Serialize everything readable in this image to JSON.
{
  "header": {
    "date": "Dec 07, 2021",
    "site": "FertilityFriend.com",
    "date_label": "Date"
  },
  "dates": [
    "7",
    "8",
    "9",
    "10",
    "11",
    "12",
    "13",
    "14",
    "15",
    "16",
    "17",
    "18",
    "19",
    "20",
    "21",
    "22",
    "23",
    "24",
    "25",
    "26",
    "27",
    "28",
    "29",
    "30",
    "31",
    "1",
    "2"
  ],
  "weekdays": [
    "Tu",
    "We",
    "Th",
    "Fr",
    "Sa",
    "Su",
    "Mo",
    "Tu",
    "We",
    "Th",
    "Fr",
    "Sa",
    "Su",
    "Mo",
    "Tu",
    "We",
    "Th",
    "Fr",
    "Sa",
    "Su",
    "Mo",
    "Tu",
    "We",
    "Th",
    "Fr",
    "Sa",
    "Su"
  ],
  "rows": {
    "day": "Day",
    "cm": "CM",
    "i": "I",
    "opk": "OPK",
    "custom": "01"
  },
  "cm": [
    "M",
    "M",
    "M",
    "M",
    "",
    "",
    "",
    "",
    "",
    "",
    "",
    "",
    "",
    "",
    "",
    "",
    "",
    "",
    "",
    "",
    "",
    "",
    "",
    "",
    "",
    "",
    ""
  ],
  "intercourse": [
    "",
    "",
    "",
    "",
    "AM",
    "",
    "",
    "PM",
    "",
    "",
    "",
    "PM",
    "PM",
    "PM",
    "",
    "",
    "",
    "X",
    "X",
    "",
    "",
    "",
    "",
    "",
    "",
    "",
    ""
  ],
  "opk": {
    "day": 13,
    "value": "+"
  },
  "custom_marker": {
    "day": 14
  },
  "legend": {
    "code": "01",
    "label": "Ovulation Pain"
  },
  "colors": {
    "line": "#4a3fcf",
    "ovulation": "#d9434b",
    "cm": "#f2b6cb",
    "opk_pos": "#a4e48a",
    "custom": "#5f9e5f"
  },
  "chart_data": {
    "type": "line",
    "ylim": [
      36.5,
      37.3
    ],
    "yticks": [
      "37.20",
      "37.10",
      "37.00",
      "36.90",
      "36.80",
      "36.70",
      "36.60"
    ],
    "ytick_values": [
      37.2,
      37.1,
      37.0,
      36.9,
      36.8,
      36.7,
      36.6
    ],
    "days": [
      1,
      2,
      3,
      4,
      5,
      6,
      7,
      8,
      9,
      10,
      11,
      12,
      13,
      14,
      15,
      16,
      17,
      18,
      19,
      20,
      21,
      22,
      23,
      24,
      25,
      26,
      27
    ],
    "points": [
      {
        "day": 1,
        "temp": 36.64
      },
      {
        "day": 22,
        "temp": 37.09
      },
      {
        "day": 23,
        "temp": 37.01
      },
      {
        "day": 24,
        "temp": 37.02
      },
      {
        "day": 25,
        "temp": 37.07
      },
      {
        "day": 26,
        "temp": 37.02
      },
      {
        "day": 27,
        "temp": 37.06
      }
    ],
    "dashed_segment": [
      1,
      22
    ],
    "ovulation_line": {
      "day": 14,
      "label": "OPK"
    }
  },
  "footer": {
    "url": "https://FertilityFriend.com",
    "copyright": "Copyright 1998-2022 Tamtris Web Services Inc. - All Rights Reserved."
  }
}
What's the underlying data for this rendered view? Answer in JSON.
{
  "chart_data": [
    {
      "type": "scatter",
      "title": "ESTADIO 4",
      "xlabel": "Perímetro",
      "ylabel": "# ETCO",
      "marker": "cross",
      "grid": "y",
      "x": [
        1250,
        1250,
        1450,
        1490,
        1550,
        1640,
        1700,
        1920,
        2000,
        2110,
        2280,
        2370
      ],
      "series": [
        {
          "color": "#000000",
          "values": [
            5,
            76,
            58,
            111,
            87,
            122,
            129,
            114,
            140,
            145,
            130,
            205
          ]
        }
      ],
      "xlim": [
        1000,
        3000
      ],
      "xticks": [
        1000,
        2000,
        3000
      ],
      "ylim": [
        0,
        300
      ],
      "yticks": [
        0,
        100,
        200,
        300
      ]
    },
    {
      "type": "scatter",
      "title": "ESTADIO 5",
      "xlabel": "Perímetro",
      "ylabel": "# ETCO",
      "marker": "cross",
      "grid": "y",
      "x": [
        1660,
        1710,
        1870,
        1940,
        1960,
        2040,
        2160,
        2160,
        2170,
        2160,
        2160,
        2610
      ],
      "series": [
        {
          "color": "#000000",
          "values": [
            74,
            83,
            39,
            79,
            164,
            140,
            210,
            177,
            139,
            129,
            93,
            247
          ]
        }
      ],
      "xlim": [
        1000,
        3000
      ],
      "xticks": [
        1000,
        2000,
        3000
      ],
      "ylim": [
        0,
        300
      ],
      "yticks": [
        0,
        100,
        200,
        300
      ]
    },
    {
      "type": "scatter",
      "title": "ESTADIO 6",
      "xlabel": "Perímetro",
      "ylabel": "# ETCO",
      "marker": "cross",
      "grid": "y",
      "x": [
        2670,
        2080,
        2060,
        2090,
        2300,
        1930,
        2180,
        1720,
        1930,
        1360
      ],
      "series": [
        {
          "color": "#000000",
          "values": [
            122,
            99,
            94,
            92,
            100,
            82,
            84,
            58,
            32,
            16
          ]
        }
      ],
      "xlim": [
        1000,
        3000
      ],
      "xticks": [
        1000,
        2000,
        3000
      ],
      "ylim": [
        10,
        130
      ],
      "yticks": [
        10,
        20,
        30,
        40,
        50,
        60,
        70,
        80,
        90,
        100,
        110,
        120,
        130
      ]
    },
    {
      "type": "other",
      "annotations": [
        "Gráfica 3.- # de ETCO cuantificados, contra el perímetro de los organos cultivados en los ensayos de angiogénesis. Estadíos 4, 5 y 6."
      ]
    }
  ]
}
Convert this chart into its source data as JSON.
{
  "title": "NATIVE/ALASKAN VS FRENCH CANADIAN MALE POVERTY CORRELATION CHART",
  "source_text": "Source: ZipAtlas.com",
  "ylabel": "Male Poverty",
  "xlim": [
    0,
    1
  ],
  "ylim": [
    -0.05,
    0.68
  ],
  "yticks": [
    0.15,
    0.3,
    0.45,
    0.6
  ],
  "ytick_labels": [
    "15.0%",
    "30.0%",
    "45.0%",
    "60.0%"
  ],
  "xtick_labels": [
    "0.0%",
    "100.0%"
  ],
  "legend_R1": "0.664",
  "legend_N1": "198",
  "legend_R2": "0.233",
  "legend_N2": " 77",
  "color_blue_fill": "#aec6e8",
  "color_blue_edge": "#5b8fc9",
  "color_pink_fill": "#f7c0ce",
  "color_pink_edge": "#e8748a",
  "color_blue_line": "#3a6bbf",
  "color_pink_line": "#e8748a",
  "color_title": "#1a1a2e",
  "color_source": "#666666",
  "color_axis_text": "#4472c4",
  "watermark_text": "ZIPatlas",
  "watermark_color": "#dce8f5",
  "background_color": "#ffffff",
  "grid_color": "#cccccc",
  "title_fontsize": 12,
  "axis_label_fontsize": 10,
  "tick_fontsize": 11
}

**DIRECTIONS:**
Copy all the records above precisely.

**TASK ANSWER:**
Serialize everything readable in this image to JSON.
{
  "header": {
    "date": "Dec 07, 2021",
    "site": "FertilityFriend.com",
    "date_label": "Date"
  },
  "dates": [
    "7",
    "8",
    "9",
    "10",
    "11",
    "12",
    "13",
    "14",
    "15",
    "16",
    "17",
    "18",
    "19",
    "20",
    "21",
    "22",
    "23",
    "24",
    "25",
    "26",
    "27",
    "28",
    "29",
    "30",
    "31",
    "1",
    "2"
  ],
  "weekdays": [
    "Tu",
    "We",
    "Th",
    "Fr",
    "Sa",
    "Su",
    "Mo",
    "Tu",
    "We",
    "Th",
    "Fr",
    "Sa",
    "Su",
    "Mo",
    "Tu",
    "We",
    "Th",
    "Fr",
    "Sa",
    "Su",
    "Mo",
    "Tu",
    "We",
    "Th",
    "Fr",
    "Sa",
    "Su"
  ],
  "rows": {
    "day": "Day",
    "cm": "CM",
    "i": "I",
    "opk": "OPK",
    "custom": "01"
  },
  "cm": [
    "M",
    "M",
    "M",
    "M",
    "",
    "",
    "",
    "",
    "",
    "",
    "",
    "",
    "",
    "",
    "",
    "",
    "",
    "",
    "",
    "",
    "",
    "",
    "",
    "",
    "",
    "",
    ""
  ],
  "intercourse": [
    "",
    "",
    "",
    "",
    "AM",
    "",
    "",
    "PM",
    "",
    "",
    "",
    "PM",
    "PM",
    "PM",
    "",
    "",
    "",
    "X",
    "X",
    "",
    "",
    "",
    "",
    "",
    "",
    "",
    ""
  ],
  "opk": {
    "day": 13,
    "value": "+"
  },
  "custom_marker": {
    "day": 14
  },
  "legend": {
    "code": "01",
    "label": "Ovulation Pain"
  },
  "colors": {
    "line": "#4a3fcf",
    "ovulation": "#d9434b",
    "cm": "#f2b6cb",
    "opk_pos": "#a4e48a",
    "custom": "#5f9e5f"
  },
  "chart_data": {
    "type": "line",
    "ylim": [
      36.5,
      37.3
    ],
    "yticks": [
      "37.20",
      "37.10",
      "37.00",
      "36.90",
      "36.80",
      "36.70",
      "36.60"
    ],
    "ytick_values": [
      37.2,
      37.1,
      37.0,
      36.9,
      36.8,
      36.7,
      36.6
    ],
    "days": [
      1,
      2,
      3,
      4,
      5,
      6,
      7,
      8,
      9,
      10,
      11,
      12,
      13,
      14,
      15,
      16,
      17,
      18,
      19,
      20,
      21,
      22,
      23,
      24,
      25,
      26,
      27
    ],
    "points": [
      {
        "day": 1,
        "temp": 36.64
      },
      {
        "day": 22,
        "temp": 37.09
      },
      {
        "day": 23,
        "temp": 37.01
      },
      {
        "day": 24,
        "temp": 37.02
      },
      {
        "day": 25,
        "temp": 37.07
      },
      {
        "day": 26,
        "temp": 37.02
      },
      {
        "day": 27,
        "temp": 37.06
      }
    ],
    "dashed_segment": [
      1,
      22
    ],
    "ovulation_line": {
      "day": 14,
      "label": "OPK"
    }
  },
  "footer": {
    "url": "https://FertilityFriend.com",
    "copyright": "Copyright 1998-2022 Tamtris Web Services Inc. - All Rights Reserved."
  }
}
What's the underlying data for this rendered view? Answer in JSON.
{
  "chart_data": [
    {
      "type": "scatter",
      "title": "ESTADIO 4",
      "xlabel": "Perímetro",
      "ylabel": "# ETCO",
      "marker": "cross",
      "grid": "y",
      "x": [
        1250,
        1250,
        1450,
        1490,
        1550,
        1640,
        1700,
        1920,
        2000,
        2110,
        2280,
        2370
      ],
      "series": [
        {
          "color": "#000000",
          "values": [
            5,
            76,
            58,
            111,
            87,
            122,
            129,
            114,
            140,
            145,
            130,
            205
          ]
        }
      ],
      "xlim": [
        1000,
        3000
      ],
      "xticks": [
        1000,
        2000,
        3000
      ],
      "ylim": [
        0,
        300
      ],
      "yticks": [
        0,
        100,
        200,
        300
      ]
    },
    {
      "type": "scatter",
      "title": "ESTADIO 5",
      "xlabel": "Perímetro",
      "ylabel": "# ETCO",
      "marker": "cross",
      "grid": "y",
      "x": [
        1660,
        1710,
        1870,
        1940,
        1960,
        2040,
        2160,
        2160,
        2170,
        2160,
        2160,
        2610
      ],
      "series": [
        {
          "color": "#000000",
          "values": [
            74,
            83,
            39,
            79,
            164,
            140,
            210,
            177,
            139,
            129,
            93,
            247
          ]
        }
      ],
      "xlim": [
        1000,
        3000
      ],
      "xticks": [
        1000,
        2000,
        3000
      ],
      "ylim": [
        0,
        300
      ],
      "yticks": [
        0,
        100,
        200,
        300
      ]
    },
    {
      "type": "scatter",
      "title": "ESTADIO 6",
      "xlabel": "Perímetro",
      "ylabel": "# ETCO",
      "marker": "cross",
      "grid": "y",
      "x": [
        2670,
        2080,
        2060,
        2090,
        2300,
        1930,
        2180,
        1720,
        1930,
        1360
      ],
      "series": [
        {
          "color": "#000000",
          "values": [
            122,
            99,
            94,
            92,
            100,
            82,
            84,
            58,
            32,
            16
          ]
        }
      ],
      "xlim": [
        1000,
        3000
      ],
      "xticks": [
        1000,
        2000,
        3000
      ],
      "ylim": [
        10,
        130
      ],
      "yticks": [
        10,
        20,
        30,
        40,
        50,
        60,
        70,
        80,
        90,
        100,
        110,
        120,
        130
      ]
    },
    {
      "type": "other",
      "annotations": [
        "Gráfica 3.- # de ETCO cuantificados, contra el perímetro de los organos cultivados en los ensayos de angiogénesis. Estadíos 4, 5 y 6."
      ]
    }
  ]
}
Convert this chart into its source data as JSON.
{
  "title": "NATIVE/ALASKAN VS FRENCH CANADIAN MALE POVERTY CORRELATION CHART",
  "source_text": "Source: ZipAtlas.com",
  "ylabel": "Male Poverty",
  "xlim": [
    0,
    1
  ],
  "ylim": [
    -0.05,
    0.68
  ],
  "yticks": [
    0.15,
    0.3,
    0.45,
    0.6
  ],
  "ytick_labels": [
    "15.0%",
    "30.0%",
    "45.0%",
    "60.0%"
  ],
  "xtick_labels": [
    "0.0%",
    "100.0%"
  ],
  "legend_R1": "0.664",
  "legend_N1": "198",
  "legend_R2": "0.233",
  "legend_N2": " 77",
  "color_blue_fill": "#aec6e8",
  "color_blue_edge": "#5b8fc9",
  "color_pink_fill": "#f7c0ce",
  "color_pink_edge": "#e8748a",
  "color_blue_line": "#3a6bbf",
  "color_pink_line": "#e8748a",
  "color_title": "#1a1a2e",
  "color_source": "#666666",
  "color_axis_text": "#4472c4",
  "watermark_text": "ZIPatlas",
  "watermark_color": "#dce8f5",
  "background_color": "#ffffff",
  "grid_color": "#cccccc",
  "title_fontsize": 12,
  "axis_label_fontsize": 10,
  "tick_fontsize": 11
}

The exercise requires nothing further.